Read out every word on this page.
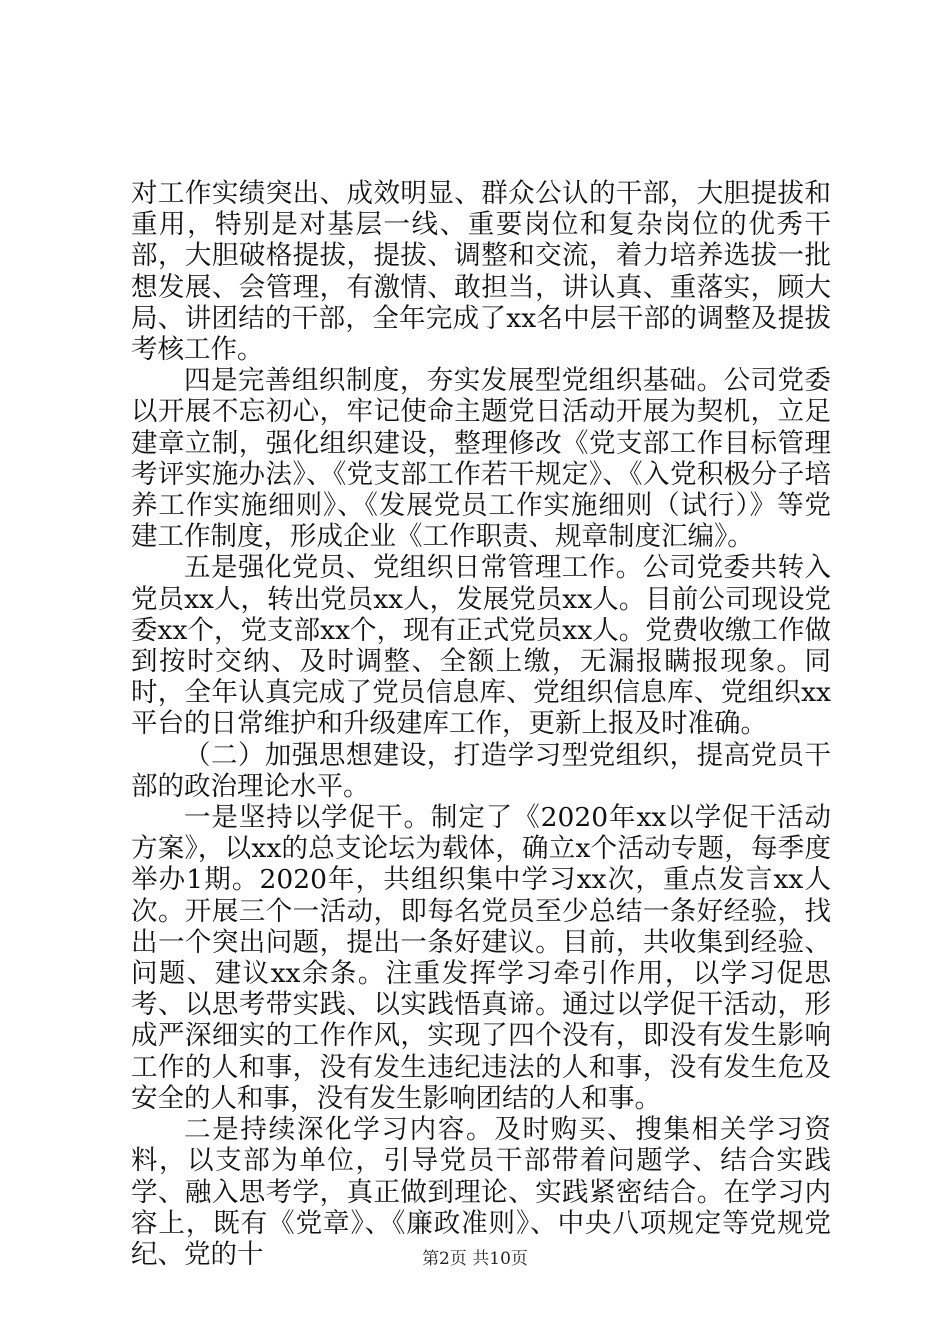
对工作实绩突出、成效明显、群众公认的干部，大胆提拔和重用，特别是对基层一线、重要岗位和复杂岗位的优秀干部，大胆破格提拔，提拔、调整和交流，着力培养选拔一批想发展、会管理，有激情、敢担当，讲认真、重落实，顾大局、讲团结的干部，全年完成了xx名中层干部的调整及提拔考核工作。

四是完善组织制度，夯实发展型党组织基础。公司党委以开展不忘初心，牢记使命主题党日活动开展为契机，立足建章立制，强化组织建设，整理修改《党支部工作目标管理考评实施办法》、《党支部工作若干规定》、《入党积极分子培养工作实施细则》、《发展党员工作实施细则（试行）》等党建工作制度，形成企业《工作职责、规章制度汇编》。

五是强化党员、党组织日常管理工作。公司党委共转入党员xx人，转出党员xx人，发展党员xx人。目前公司现设党委xx个，党支部xx个，现有正式党员xx人。党费收缴工作做到按时交纳、及时调整、全额上缴，无漏报瞒报现象。同时，全年认真完成了党员信息库、党组织信息库、党组织xx平台的日常维护和升级建库工作，更新上报及时准确。

（二）加强思想建设，打造学习型党组织，提高党员干部的政治理论水平。

一是坚持以学促干。制定了《2020年xx以学促干活动方案》，以xx的总支论坛为载体，确立x个活动专题，每季度举办1期。2020年，共组织集中学习xx次，重点发言xx人次。开展三个一活动，即每名党员至少总结一条好经验，找出一个突出问题，提出一条好建议。目前，共收集到经验、问题、建议xx余条。注重发挥学习牵引作用，以学习促思考、以思考带实践、以实践悟真谛。通过以学促干活动，形成严深细实的工作作风，实现了四个没有，即没有发生影响工作的人和事，没有发生违纪违法的人和事，没有发生危及安全的人和事，没有发生影响团结的人和事。

二是持续深化学习内容。及时购买、搜集相关学习资料，以支部为单位，引导党员干部带着问题学、结合实践学、融入思考学，真正做到理论、实践紧密结合。在学习内容上，既有《党章》、《廉政准则》、中央八项规定等党规党纪、党的十	第2页 共10页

+++++

§ SET EXERCISE: Transcribe every line in the entries above, taking out only the images.

§ RESPONSE:
Read out every word on this page.
对工作实绩突出、成效明显、群众公认的干部，大胆提拔和重用，特别是对基层一线、重要岗位和复杂岗位的优秀干部，大胆破格提拔，提拔、调整和交流，着力培养选拔一批想发展、会管理，有激情、敢担当，讲认真、重落实，顾大局、讲团结的干部，全年完成了xx名中层干部的调整及提拔考核工作。

四是完善组织制度，夯实发展型党组织基础。公司党委以开展不忘初心，牢记使命主题党日活动开展为契机，立足建章立制，强化组织建设，整理修改《党支部工作目标管理考评实施办法》、《党支部工作若干规定》、《入党积极分子培养工作实施细则》、《发展党员工作实施细则（试行）》等党建工作制度，形成企业《工作职责、规章制度汇编》。

五是强化党员、党组织日常管理工作。公司党委共转入党员xx人，转出党员xx人，发展党员xx人。目前公司现设党委xx个，党支部xx个，现有正式党员xx人。党费收缴工作做到按时交纳、及时调整、全额上缴，无漏报瞒报现象。同时，全年认真完成了党员信息库、党组织信息库、党组织xx平台的日常维护和升级建库工作，更新上报及时准确。

（二）加强思想建设，打造学习型党组织，提高党员干部的政治理论水平。

一是坚持以学促干。制定了《2020年xx以学促干活动方案》，以xx的总支论坛为载体，确立x个活动专题，每季度举办1期。2020年，共组织集中学习xx次，重点发言xx人次。开展三个一活动，即每名党员至少总结一条好经验，找出一个突出问题，提出一条好建议。目前，共收集到经验、问题、建议xx余条。注重发挥学习牵引作用，以学习促思考、以思考带实践、以实践悟真谛。通过以学促干活动，形成严深细实的工作作风，实现了四个没有，即没有发生影响工作的人和事，没有发生违纪违法的人和事，没有发生危及安全的人和事，没有发生影响团结的人和事。

二是持续深化学习内容。及时购买、搜集相关学习资料，以支部为单位，引导党员干部带着问题学、结合实践学、融入思考学，真正做到理论、实践紧密结合。在学习内容上，既有《党章》、《廉政准则》、中央八项规定等党规党纪、党的十	第2页 共10页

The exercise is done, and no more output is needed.